→ **EXTRACTED RECORDS**
--- START ---

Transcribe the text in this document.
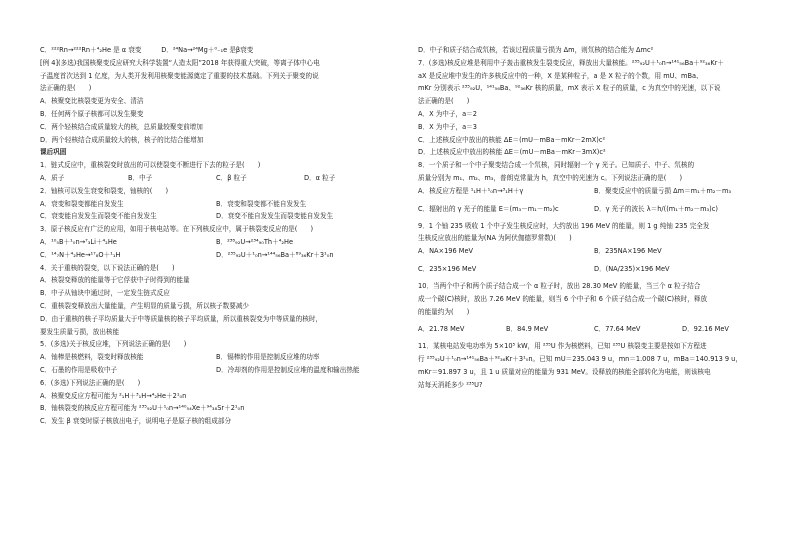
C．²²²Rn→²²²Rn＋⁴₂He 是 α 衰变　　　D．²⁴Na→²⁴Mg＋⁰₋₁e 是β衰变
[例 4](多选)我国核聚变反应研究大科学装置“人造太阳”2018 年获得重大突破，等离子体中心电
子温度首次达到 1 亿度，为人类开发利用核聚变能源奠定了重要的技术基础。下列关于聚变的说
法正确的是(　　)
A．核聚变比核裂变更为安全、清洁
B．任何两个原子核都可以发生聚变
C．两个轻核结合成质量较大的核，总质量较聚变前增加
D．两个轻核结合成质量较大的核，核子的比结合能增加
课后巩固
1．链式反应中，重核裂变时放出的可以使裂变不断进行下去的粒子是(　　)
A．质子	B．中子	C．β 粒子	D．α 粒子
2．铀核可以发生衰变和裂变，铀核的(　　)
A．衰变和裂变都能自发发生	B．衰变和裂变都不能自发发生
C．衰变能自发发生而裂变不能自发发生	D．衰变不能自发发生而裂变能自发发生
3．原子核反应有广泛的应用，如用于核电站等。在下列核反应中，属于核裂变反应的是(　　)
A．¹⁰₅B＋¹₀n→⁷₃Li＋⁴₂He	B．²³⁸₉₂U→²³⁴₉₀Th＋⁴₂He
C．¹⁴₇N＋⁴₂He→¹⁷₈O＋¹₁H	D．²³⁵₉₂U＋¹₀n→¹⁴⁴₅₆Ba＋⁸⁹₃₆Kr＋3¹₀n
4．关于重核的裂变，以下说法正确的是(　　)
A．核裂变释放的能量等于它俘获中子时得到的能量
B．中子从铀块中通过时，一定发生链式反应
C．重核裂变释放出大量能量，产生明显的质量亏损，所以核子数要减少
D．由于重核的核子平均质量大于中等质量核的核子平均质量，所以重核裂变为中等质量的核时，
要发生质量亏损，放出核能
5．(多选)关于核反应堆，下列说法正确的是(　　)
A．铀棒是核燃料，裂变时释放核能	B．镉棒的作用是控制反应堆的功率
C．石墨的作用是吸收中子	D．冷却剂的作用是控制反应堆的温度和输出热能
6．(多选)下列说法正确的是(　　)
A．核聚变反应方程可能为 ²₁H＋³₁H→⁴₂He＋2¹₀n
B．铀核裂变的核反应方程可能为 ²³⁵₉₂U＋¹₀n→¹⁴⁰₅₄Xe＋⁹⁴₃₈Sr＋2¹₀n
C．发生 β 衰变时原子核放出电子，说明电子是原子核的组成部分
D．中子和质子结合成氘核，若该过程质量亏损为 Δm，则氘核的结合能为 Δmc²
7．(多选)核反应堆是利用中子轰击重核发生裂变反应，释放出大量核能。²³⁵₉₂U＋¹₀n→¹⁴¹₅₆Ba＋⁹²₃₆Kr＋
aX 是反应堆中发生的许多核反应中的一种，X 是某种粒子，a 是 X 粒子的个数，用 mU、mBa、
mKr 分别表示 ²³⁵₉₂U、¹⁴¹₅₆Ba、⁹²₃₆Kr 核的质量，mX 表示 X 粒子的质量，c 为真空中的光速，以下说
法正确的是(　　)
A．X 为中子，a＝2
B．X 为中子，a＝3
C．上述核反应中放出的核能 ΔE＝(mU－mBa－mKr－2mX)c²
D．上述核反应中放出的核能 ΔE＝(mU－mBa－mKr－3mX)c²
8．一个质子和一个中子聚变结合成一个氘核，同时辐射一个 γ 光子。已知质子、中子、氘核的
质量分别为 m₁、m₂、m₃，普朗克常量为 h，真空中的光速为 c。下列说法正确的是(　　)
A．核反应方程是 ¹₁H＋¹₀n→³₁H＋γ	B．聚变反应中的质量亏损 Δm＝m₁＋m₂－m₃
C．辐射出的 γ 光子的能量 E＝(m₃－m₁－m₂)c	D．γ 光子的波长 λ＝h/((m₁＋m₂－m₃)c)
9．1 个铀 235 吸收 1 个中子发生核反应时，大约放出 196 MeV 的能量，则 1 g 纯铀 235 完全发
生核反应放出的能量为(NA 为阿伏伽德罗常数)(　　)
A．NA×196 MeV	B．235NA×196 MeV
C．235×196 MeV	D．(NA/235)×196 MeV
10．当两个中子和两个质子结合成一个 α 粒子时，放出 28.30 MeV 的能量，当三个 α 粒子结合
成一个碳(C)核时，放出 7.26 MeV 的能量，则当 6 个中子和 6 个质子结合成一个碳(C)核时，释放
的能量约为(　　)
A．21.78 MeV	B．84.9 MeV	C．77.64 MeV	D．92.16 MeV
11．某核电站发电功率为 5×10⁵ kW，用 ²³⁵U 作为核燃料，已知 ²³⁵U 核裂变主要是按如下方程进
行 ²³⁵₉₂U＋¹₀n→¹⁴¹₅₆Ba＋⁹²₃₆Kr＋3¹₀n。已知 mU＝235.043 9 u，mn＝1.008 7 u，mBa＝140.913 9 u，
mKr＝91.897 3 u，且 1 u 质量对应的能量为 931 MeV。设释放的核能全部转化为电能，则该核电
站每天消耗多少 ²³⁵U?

--- END ---
--- START ---

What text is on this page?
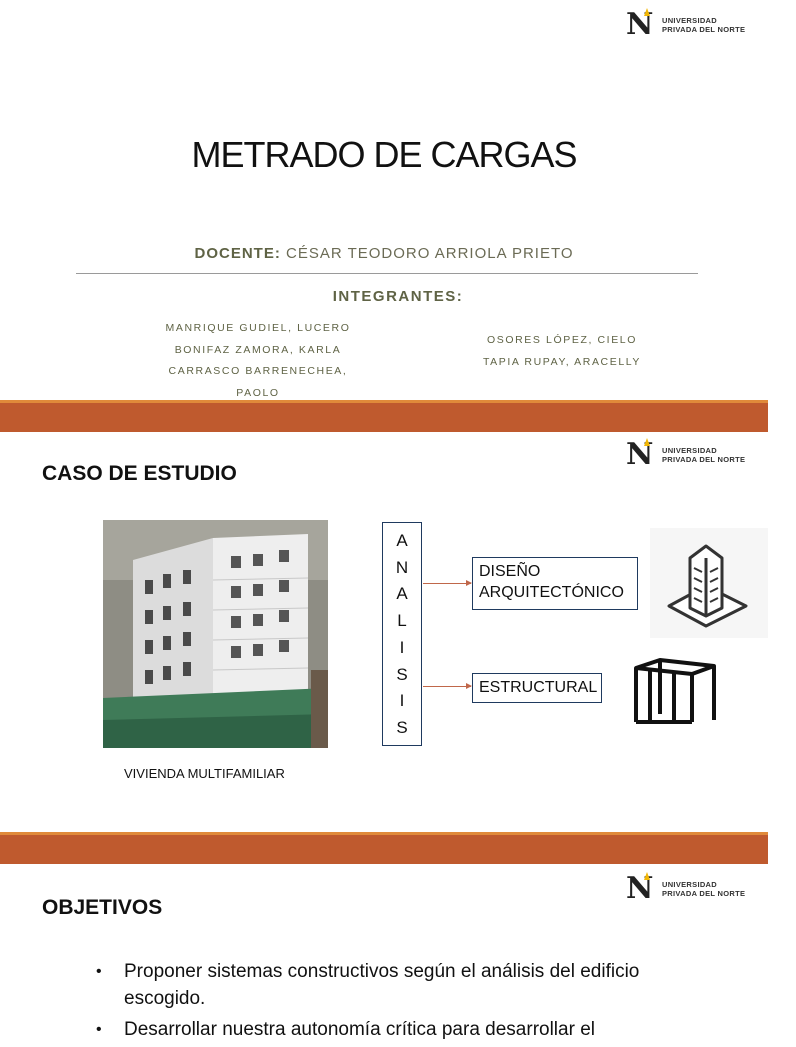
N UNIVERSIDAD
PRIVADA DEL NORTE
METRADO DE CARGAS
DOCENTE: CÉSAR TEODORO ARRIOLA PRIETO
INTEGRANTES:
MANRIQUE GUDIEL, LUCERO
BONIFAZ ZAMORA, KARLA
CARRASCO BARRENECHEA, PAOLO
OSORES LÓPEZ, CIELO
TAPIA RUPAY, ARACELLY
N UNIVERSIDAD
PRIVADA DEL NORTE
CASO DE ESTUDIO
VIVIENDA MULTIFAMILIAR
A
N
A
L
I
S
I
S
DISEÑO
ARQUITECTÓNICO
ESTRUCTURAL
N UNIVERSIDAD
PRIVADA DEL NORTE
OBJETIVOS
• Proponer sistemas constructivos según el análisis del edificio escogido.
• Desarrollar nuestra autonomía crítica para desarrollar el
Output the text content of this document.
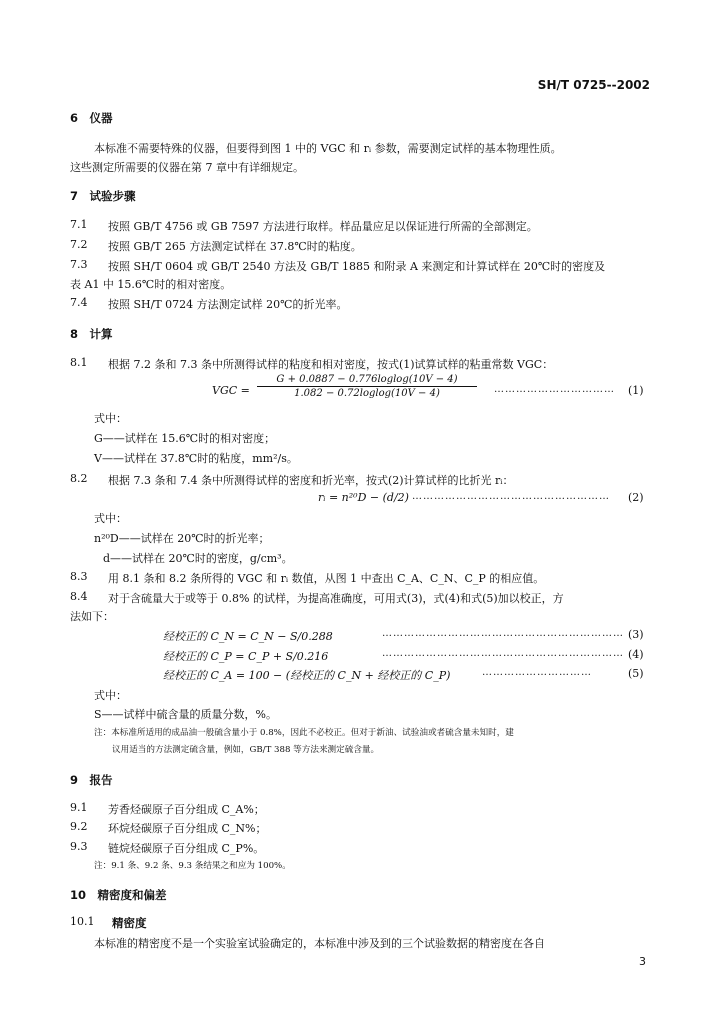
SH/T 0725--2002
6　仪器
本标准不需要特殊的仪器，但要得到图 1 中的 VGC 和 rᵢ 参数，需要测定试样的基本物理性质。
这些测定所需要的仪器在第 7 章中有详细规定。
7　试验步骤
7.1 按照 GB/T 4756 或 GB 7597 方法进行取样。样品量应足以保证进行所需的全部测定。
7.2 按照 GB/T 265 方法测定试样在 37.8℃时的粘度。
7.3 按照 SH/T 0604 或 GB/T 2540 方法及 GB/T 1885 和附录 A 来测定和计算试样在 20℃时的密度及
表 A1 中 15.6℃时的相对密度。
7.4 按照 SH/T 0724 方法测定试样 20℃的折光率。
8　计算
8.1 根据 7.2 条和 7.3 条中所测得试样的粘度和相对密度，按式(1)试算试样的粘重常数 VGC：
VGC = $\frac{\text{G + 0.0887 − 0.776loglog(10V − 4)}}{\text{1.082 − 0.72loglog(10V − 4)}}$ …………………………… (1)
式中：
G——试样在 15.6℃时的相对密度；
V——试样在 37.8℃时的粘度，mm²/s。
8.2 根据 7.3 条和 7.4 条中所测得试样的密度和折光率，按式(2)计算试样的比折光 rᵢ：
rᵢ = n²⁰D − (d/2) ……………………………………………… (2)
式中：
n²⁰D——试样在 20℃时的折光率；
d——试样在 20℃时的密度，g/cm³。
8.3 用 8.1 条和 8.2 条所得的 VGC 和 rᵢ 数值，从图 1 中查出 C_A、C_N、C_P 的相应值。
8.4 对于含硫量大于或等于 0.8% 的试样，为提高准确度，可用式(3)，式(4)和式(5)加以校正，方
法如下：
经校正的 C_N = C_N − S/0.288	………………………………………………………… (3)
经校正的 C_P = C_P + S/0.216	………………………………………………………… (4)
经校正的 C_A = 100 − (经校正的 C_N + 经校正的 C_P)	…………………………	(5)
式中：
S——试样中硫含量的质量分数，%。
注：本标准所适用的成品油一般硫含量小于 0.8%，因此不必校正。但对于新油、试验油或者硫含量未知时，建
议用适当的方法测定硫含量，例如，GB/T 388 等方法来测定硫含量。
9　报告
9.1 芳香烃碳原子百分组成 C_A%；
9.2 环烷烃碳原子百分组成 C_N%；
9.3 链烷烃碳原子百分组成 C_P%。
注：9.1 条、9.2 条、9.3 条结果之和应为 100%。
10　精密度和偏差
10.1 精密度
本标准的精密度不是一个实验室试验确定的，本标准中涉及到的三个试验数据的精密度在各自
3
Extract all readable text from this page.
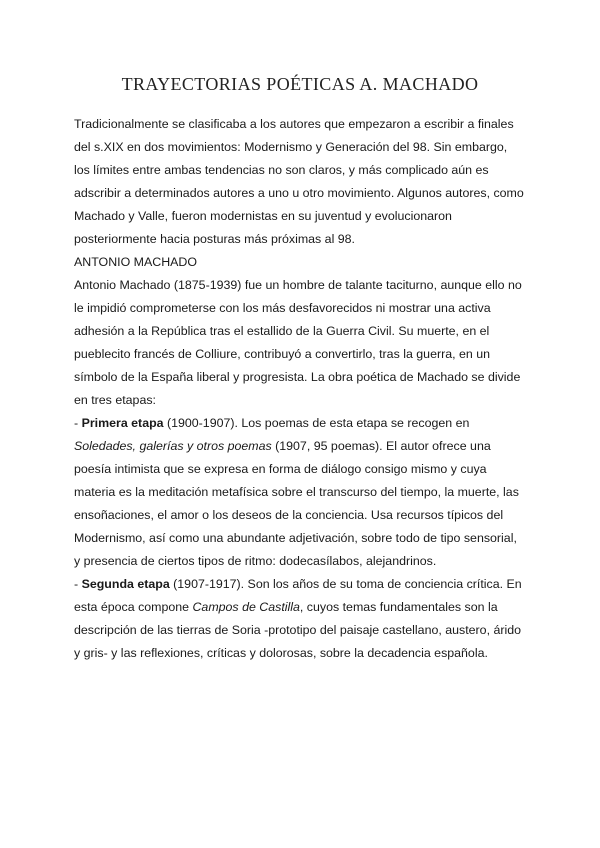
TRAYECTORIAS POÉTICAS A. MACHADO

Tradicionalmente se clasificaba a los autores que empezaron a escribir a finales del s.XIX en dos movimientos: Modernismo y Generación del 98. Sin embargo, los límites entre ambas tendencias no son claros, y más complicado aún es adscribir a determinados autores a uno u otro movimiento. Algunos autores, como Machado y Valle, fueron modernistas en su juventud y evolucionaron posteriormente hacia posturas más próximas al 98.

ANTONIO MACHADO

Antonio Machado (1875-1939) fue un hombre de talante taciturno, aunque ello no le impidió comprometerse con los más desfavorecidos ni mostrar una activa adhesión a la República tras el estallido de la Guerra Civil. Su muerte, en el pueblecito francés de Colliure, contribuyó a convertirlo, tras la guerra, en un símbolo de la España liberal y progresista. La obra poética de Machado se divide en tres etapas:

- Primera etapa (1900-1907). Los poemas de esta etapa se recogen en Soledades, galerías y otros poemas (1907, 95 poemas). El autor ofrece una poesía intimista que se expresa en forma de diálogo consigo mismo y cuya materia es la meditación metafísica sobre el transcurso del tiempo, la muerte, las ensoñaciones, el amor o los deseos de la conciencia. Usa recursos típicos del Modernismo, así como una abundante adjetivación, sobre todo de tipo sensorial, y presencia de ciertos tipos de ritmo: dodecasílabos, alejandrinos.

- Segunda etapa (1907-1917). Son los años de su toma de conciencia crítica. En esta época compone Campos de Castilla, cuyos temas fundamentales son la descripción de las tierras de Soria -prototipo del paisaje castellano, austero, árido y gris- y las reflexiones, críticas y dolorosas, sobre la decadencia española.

--- END ---
--- START ---

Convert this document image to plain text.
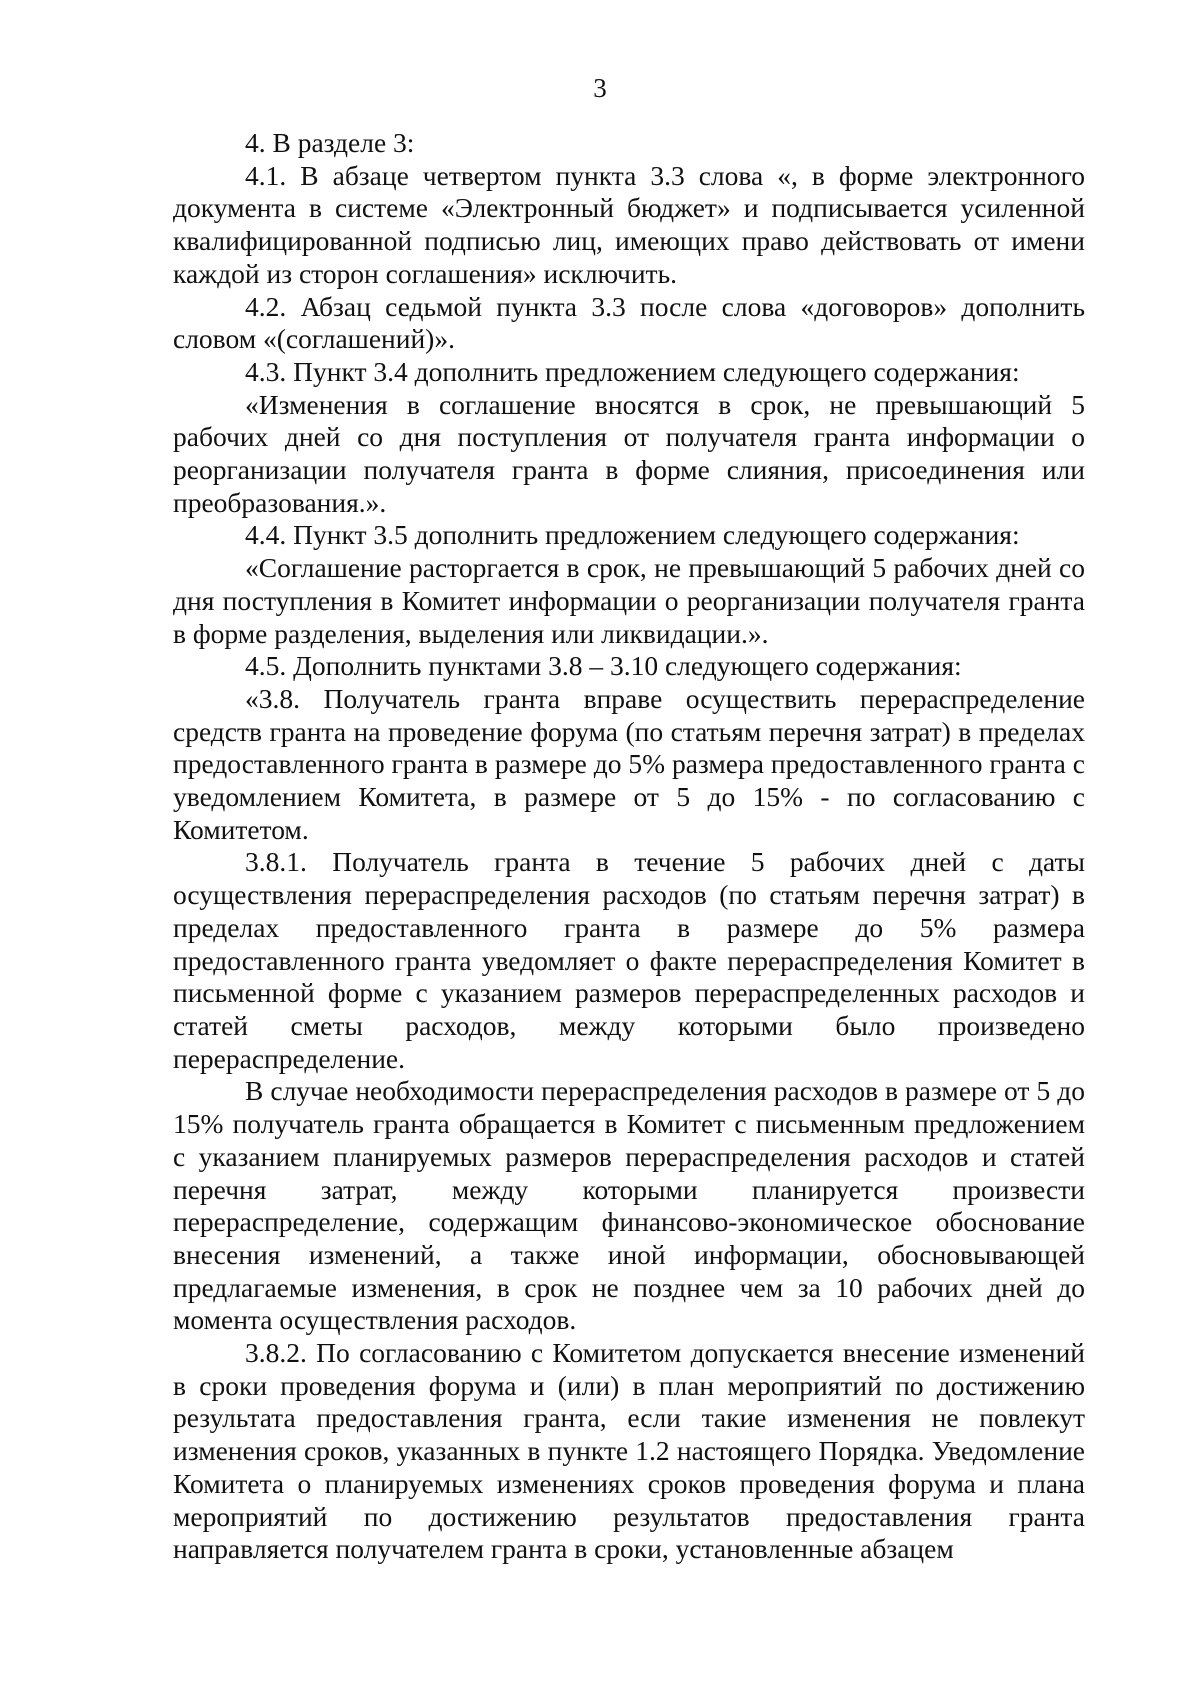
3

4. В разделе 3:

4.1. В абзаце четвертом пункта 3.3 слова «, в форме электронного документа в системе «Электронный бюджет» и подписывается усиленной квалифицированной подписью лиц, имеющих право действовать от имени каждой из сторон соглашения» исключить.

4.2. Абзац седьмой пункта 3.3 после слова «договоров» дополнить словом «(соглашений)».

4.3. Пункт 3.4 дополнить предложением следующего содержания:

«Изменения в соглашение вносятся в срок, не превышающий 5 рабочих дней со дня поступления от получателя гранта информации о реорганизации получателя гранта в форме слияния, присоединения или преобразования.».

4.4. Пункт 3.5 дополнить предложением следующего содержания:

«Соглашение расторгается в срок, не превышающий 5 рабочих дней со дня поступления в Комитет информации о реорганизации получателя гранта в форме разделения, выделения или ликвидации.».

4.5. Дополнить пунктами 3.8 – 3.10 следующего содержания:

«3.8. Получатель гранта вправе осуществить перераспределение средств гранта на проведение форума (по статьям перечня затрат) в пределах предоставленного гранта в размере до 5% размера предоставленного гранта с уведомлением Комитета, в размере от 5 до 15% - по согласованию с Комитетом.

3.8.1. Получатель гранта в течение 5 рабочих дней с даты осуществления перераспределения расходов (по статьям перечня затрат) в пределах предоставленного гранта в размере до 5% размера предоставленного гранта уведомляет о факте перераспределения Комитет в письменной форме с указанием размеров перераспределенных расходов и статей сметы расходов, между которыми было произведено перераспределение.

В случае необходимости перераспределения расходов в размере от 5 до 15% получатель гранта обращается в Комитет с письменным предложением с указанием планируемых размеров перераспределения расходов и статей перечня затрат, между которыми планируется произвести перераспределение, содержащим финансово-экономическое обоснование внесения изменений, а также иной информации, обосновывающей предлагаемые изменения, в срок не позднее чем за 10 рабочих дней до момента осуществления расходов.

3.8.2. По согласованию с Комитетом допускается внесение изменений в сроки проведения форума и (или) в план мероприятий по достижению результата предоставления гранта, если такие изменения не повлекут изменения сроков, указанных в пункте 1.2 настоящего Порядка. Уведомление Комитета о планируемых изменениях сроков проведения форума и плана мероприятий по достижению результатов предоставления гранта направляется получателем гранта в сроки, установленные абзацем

--- END ---

→ **REQUIRED TASK**
Show all lines above holding "经校正的".

→ **ANSWER BELOW**
经校正的 C_N = C_N − S/0.288	………………………………………………………… (3)
经校正的 C_P = C_P + S/0.216	………………………………………………………… (4)
经校正的 C_A = 100 − (经校正的 C_N + 经校正的 C_P)	…………………………	(5)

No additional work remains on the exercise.